- [WORK REQUEST A] Please say whether each statement agrees with the endocrine flashcards, answering yes or no and quoting the deciding words: (i) dopamine agonists such as cabergoline are first-line treatment for prolactinoma; (ii) pheochromocytoma arises from chromaffin cells usually found in the adrenal cortex; (iii) measuring serum prolactin is one of the investigations for suspected prolactinoma.
- [WORK REQUEST B] Continue the endocrine flashcards, picking up after the last card shown.

- [PROVIDED PASSAGE]
What is the treatment for hypoparathyroidism?

A
  • Calcium supplements.

- Calcitriol.

216
Q

PROLACTINOMA

What is the pathophysiology of prolactinoma?

A
  • Benign adenoma of the pituitary gland producing prolactin, can be micro (>90%), or macro (>10mm).
  • There is increased release of prolactin which can cause galactorrhoea by stimulating milk production from the mammary gland, as well as inhibit FSH + LH.
217
Q

PROLACTINOMA

What are the aetiologies of prolactinoma?

A
  • Benign pituitary adenoma.

- Anti-dopaminergic drugs.

218
Q

PROLACTINOMA

What is the clinical presentation of prolactinoma due to local effects of the tumour?

A
  • Pressure on local structures like optic chiasm = bitemporal hemianopia (macroprolactinoma).
  • Headache.
219
Q

PROLACTINOMA

What is the clinical presentation of prolactinoma due to hyperprolactinaemia.

A
  • Decreased libido.
  • Increased weight.
  • Galactorrhoea.
  • F = amenorrhoea or oligomenorrhoea.
  • M = erectile dysfunction.
220
Q

PROLACTINOMA

What investigations would you do for someone suspected of having a prolactinoma?

A
  • Measure serum prolactin.

- MRI pituitary.

221
Q

PROLACTINOMA

What is the treatment for prolactinoma?

A
  • Dopamine agonists like cabergoline are first line treatment.
222
Q

PHEOCHROMOCYTOMA

What is the pathophysiology of pheochromocytoma?

A
  • Arise from sympathetic paraganglia cells (phaeochrome bodies), which are collections of chromaffin cells usually found in the adrenal medulla.
  • Catecholamine producing tumours…
    => Alpha receptors in veins (vasodilation) + GI tract (decrease muscle motility).
    => Beta receptors in bronchioles (smooth muscle relaxation), heart (increased HR).
223
Q

PHEOCHROMOCYTOMA

What is the 10% rule in pheochromocytoma?

A
  • 10% = malignant.
  • 10% = extra-adrenal.
  • 10% = bilateral.

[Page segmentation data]
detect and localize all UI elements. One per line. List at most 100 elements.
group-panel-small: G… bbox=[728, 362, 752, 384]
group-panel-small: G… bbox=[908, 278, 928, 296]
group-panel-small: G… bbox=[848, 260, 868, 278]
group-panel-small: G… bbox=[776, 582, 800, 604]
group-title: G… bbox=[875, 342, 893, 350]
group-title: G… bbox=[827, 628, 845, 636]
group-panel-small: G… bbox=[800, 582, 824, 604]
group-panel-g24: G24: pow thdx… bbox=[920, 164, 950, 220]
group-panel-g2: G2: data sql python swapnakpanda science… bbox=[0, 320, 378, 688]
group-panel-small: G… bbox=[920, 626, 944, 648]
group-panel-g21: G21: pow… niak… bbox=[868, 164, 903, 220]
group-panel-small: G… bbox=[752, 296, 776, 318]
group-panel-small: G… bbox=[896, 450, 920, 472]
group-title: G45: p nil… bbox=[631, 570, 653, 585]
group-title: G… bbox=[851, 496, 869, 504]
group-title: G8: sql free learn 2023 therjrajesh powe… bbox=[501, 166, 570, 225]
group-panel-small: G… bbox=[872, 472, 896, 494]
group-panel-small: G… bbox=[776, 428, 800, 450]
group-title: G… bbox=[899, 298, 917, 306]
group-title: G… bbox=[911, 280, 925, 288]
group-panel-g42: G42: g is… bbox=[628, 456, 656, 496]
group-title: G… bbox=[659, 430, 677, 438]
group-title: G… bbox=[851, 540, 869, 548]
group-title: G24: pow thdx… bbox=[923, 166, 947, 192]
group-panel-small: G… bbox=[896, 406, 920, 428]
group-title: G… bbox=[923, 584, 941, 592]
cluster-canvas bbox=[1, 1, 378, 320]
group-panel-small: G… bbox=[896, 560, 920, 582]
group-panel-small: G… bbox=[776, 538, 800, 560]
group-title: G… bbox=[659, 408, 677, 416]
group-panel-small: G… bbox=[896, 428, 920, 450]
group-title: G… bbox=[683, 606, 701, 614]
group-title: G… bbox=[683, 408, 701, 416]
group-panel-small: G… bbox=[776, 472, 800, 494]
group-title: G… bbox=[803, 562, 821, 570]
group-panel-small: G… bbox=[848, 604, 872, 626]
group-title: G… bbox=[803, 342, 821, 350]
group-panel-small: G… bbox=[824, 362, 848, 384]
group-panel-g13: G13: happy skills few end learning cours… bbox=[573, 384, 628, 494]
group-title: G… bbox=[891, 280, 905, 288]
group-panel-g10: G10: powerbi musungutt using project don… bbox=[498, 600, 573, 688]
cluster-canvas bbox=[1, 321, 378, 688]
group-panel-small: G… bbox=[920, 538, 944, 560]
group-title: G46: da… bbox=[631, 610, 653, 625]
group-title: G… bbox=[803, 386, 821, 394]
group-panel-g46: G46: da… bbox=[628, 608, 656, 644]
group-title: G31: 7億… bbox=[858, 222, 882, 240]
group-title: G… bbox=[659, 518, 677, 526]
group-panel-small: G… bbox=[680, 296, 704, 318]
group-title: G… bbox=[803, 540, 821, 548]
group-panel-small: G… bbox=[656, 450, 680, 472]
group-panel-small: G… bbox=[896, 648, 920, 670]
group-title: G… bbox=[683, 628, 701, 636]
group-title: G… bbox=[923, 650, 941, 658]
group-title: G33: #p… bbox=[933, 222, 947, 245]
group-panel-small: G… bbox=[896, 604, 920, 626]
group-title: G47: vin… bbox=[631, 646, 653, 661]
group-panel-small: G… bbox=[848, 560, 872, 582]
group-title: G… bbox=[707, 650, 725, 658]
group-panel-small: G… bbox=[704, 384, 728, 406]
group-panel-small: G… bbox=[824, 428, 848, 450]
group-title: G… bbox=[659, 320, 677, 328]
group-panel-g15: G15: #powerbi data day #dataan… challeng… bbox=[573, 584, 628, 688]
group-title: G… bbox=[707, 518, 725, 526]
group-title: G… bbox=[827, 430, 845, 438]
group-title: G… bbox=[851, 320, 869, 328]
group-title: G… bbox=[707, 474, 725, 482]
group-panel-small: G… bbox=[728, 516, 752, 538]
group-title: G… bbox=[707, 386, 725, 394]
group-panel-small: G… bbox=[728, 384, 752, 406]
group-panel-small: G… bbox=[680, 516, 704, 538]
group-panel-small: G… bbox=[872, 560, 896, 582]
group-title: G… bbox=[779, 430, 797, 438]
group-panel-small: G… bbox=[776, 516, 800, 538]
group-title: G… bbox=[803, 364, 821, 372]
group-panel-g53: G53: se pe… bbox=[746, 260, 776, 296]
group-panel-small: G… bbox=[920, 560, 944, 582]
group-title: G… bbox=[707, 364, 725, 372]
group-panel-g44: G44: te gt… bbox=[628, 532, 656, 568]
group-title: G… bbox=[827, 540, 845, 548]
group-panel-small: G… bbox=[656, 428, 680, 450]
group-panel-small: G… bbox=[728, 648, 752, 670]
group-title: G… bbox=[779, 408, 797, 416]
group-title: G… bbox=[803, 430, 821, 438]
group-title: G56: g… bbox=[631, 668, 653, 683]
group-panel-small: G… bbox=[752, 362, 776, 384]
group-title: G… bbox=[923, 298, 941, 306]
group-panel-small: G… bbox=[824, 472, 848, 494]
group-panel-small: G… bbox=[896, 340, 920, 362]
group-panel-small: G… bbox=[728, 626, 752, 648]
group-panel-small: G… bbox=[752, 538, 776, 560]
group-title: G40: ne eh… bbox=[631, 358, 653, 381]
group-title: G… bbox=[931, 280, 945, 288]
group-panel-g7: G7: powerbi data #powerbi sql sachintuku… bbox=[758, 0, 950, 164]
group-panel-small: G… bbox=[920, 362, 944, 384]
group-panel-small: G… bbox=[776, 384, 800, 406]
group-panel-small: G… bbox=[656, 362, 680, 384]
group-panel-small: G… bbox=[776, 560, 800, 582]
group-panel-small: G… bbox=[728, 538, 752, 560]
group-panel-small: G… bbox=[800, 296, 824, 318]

- [ANSWER SECTION A]
(i) Yes: "Dopamine agonists like cabergoline are first line treatment."
(ii) No: "collections of chromaffin cells usually found in the adrenal medulla."
(iii) Yes: "Measure serum prolactin."

- [ANSWER SECTION B]
  • 10% = familial.
224
Q

PHEOCHROMOCYTOMA

What are the aetiologies of pheochromocytoma?

A
  • 90% sporadic (more noradrenaline).

- 10% part of hereditary cancer syndromes (more adrenaline).

225
Q

PHEOCHROMOCYTOMA

What is the clinical presentation of pheochromocytoma?

A

Classic triad…

  • Episodic headache.
  • Sweating (w/ palpitations, anxiety, nausea).
  • Tachycardia (±hyper/hypo/normotension).
226
Q

PHEOCHROMOCYTOMA

What investigations would you do in someone suspected of having pheochromocytoma?

A
  • 24hr urine collection of urinary catecholamines + metabolites (metanephrines/normetaneprhines).
  • Plasma catecholamines (not as sensitive).
227
Q

PHEOCHROMOCYTOMA

What is the treatment for pheochromocytoma? What is the main complication of this?

A
  • Surgery w/ alpha-blocker (phenoxybenzamine) pre-op to be used before beta-blocker (propranolol) to stagger adrenaline loss + avoid hypertensive crisis.
  • Can stroke out during surgery due to the rapid effect of adrenaline on BP.
228
Q

CARCINOID TUMOUR

What is the pathophysiology of carcinoid tumours?

A
  • Diverse group of tumours of enterochromaffin cell (neural crest) origin that are capable of producing bioactive compounds like serotonin, bradykinin, ACTH that can lead to carcinoid syndrome.
  • Can also be present in the gallbladder, kidney, liver, pancreas + gonads.
229
Q

CARCINOID TUMOUR

What is the clinical presentation of carcinoid tumours?

A
  • Most clinically silent, can cause Cushing’s syndrome, pain or palpable mass.
  • Only symptomatic when GI tumours metastasise to the liver, where the products can drain into the hepatic vein causing carcinoid syndrome.
230
Q

CARCINOID TUMOUR

What is carcinoid syndrome?

A
  • Bronchoconstriction.
  • Diarrhoea.
  • Paroxysmal flushing.
231
Q

CARCINOID TUMOUR

What are the investigations for someone suspected of having a carcinoid tumour?

A
  • 24hr urine shows a high volume of 5-HIAA (serotonin metabolite).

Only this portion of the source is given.